Instructions to follow >>
Copy out all the entries exactly.

Data entries >>
• • • • • • •

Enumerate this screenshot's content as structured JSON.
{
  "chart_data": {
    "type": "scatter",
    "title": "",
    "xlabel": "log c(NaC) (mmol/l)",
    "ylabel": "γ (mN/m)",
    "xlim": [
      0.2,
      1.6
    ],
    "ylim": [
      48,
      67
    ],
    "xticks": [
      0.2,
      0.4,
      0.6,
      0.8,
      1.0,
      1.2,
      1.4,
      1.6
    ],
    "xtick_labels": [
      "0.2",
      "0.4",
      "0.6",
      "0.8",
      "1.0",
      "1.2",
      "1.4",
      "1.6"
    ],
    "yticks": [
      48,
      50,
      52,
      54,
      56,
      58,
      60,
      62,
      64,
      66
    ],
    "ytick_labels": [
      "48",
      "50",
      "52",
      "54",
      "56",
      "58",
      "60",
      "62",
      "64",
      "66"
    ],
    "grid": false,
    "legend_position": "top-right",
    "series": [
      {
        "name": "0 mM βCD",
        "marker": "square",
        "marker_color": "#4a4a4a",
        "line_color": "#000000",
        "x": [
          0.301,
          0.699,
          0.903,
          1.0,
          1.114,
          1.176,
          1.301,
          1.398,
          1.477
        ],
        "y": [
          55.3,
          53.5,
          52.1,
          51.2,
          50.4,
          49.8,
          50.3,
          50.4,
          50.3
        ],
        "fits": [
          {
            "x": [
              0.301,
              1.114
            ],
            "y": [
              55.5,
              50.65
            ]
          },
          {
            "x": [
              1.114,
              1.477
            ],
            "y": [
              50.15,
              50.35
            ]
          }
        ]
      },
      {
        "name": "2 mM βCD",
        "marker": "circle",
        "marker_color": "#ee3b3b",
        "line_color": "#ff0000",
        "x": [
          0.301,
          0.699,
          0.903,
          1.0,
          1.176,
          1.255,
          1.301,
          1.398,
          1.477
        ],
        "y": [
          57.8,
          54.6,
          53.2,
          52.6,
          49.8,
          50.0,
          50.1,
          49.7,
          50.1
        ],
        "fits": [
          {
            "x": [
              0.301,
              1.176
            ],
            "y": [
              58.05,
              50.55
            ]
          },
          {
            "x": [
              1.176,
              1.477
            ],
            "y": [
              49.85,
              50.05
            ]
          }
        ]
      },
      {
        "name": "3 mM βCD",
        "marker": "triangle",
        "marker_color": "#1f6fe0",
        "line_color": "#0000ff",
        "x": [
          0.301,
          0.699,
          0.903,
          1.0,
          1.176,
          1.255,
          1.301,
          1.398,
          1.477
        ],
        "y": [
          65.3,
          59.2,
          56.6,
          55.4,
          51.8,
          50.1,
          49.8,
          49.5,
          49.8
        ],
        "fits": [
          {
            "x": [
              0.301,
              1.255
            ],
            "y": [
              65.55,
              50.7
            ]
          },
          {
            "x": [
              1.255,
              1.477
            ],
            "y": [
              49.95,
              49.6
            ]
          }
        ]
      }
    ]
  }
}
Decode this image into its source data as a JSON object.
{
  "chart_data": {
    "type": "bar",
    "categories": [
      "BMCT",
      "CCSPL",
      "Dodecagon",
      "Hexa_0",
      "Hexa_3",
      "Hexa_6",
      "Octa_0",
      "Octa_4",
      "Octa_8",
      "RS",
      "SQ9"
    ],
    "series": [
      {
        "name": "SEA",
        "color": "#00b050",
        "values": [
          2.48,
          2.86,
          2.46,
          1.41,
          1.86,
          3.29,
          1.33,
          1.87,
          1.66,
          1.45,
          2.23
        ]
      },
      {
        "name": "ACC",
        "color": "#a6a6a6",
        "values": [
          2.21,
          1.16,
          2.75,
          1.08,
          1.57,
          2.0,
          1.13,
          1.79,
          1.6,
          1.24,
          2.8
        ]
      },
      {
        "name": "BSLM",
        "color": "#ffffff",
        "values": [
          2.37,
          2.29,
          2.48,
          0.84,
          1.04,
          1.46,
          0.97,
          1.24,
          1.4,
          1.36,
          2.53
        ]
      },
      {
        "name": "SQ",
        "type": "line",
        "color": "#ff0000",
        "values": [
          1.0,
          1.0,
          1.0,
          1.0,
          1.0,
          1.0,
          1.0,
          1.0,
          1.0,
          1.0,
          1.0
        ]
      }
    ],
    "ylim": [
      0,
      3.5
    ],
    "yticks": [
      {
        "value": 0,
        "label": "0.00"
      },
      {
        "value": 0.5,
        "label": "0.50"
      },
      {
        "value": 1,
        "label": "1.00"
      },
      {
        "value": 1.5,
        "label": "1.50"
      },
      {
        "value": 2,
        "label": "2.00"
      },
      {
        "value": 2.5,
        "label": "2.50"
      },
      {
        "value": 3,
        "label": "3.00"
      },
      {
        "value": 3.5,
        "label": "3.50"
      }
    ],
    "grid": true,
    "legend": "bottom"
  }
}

• • • • • • •

Final result >>
Enumerate this screenshot's content as structured JSON.
{
  "chart_data": {
    "type": "scatter",
    "title": "",
    "xlabel": "log c(NaC) (mmol/l)",
    "ylabel": "γ (mN/m)",
    "xlim": [
      0.2,
      1.6
    ],
    "ylim": [
      48,
      67
    ],
    "xticks": [
      0.2,
      0.4,
      0.6,
      0.8,
      1.0,
      1.2,
      1.4,
      1.6
    ],
    "xtick_labels": [
      "0.2",
      "0.4",
      "0.6",
      "0.8",
      "1.0",
      "1.2",
      "1.4",
      "1.6"
    ],
    "yticks": [
      48,
      50,
      52,
      54,
      56,
      58,
      60,
      62,
      64,
      66
    ],
    "ytick_labels": [
      "48",
      "50",
      "52",
      "54",
      "56",
      "58",
      "60",
      "62",
      "64",
      "66"
    ],
    "grid": false,
    "legend_position": "top-right",
    "series": [
      {
        "name": "0 mM βCD",
        "marker": "square",
        "marker_color": "#4a4a4a",
        "line_color": "#000000",
        "x": [
          0.301,
          0.699,
          0.903,
          1.0,
          1.114,
          1.176,
          1.301,
          1.398,
          1.477
        ],
        "y": [
          55.3,
          53.5,
          52.1,
          51.2,
          50.4,
          49.8,
          50.3,
          50.4,
          50.3
        ],
        "fits": [
          {
            "x": [
              0.301,
              1.114
            ],
            "y": [
              55.5,
              50.65
            ]
          },
          {
            "x": [
              1.114,
              1.477
            ],
            "y": [
              50.15,
              50.35
            ]
          }
        ]
      },
      {
        "name": "2 mM βCD",
        "marker": "circle",
        "marker_color": "#ee3b3b",
        "line_color": "#ff0000",
        "x": [
          0.301,
          0.699,
          0.903,
          1.0,
          1.176,
          1.255,
          1.301,
          1.398,
          1.477
        ],
        "y": [
          57.8,
          54.6,
          53.2,
          52.6,
          49.8,
          50.0,
          50.1,
          49.7,
          50.1
        ],
        "fits": [
          {
            "x": [
              0.301,
              1.176
            ],
            "y": [
              58.05,
              50.55
            ]
          },
          {
            "x": [
              1.176,
              1.477
            ],
            "y": [
              49.85,
              50.05
            ]
          }
        ]
      },
      {
        "name": "3 mM βCD",
        "marker": "triangle",
        "marker_color": "#1f6fe0",
        "line_color": "#0000ff",
        "x": [
          0.301,
          0.699,
          0.903,
          1.0,
          1.176,
          1.255,
          1.301,
          1.398,
          1.477
        ],
        "y": [
          65.3,
          59.2,
          56.6,
          55.4,
          51.8,
          50.1,
          49.8,
          49.5,
          49.8
        ],
        "fits": [
          {
            "x": [
              0.301,
              1.255
            ],
            "y": [
              65.55,
              50.7
            ]
          },
          {
            "x": [
              1.255,
              1.477
            ],
            "y": [
              49.95,
              49.6
            ]
          }
        ]
      }
    ]
  }
}
Decode this image into its source data as a JSON object.
{
  "chart_data": {
    "type": "bar",
    "categories": [
      "BMCT",
      "CCSPL",
      "Dodecagon",
      "Hexa_0",
      "Hexa_3",
      "Hexa_6",
      "Octa_0",
      "Octa_4",
      "Octa_8",
      "RS",
      "SQ9"
    ],
    "series": [
      {
        "name": "SEA",
        "color": "#00b050",
        "values": [
          2.48,
          2.86,
          2.46,
          1.41,
          1.86,
          3.29,
          1.33,
          1.87,
          1.66,
          1.45,
          2.23
        ]
      },
      {
        "name": "ACC",
        "color": "#a6a6a6",
        "values": [
          2.21,
          1.16,
          2.75,
          1.08,
          1.57,
          2.0,
          1.13,
          1.79,
          1.6,
          1.24,
          2.8
        ]
      },
      {
        "name": "BSLM",
        "color": "#ffffff",
        "values": [
          2.37,
          2.29,
          2.48,
          0.84,
          1.04,
          1.46,
          0.97,
          1.24,
          1.4,
          1.36,
          2.53
        ]
      },
      {
        "name": "SQ",
        "type": "line",
        "color": "#ff0000",
        "values": [
          1.0,
          1.0,
          1.0,
          1.0,
          1.0,
          1.0,
          1.0,
          1.0,
          1.0,
          1.0,
          1.0
        ]
      }
    ],
    "ylim": [
      0,
      3.5
    ],
    "yticks": [
      {
        "value": 0,
        "label": "0.00"
      },
      {
        "value": 0.5,
        "label": "0.50"
      },
      {
        "value": 1,
        "label": "1.00"
      },
      {
        "value": 1.5,
        "label": "1.50"
      },
      {
        "value": 2,
        "label": "2.00"
      },
      {
        "value": 2.5,
        "label": "2.50"
      },
      {
        "value": 3,
        "label": "3.00"
      },
      {
        "value": 3.5,
        "label": "3.50"
      }
    ],
    "grid": true,
    "legend": "bottom"
  }
}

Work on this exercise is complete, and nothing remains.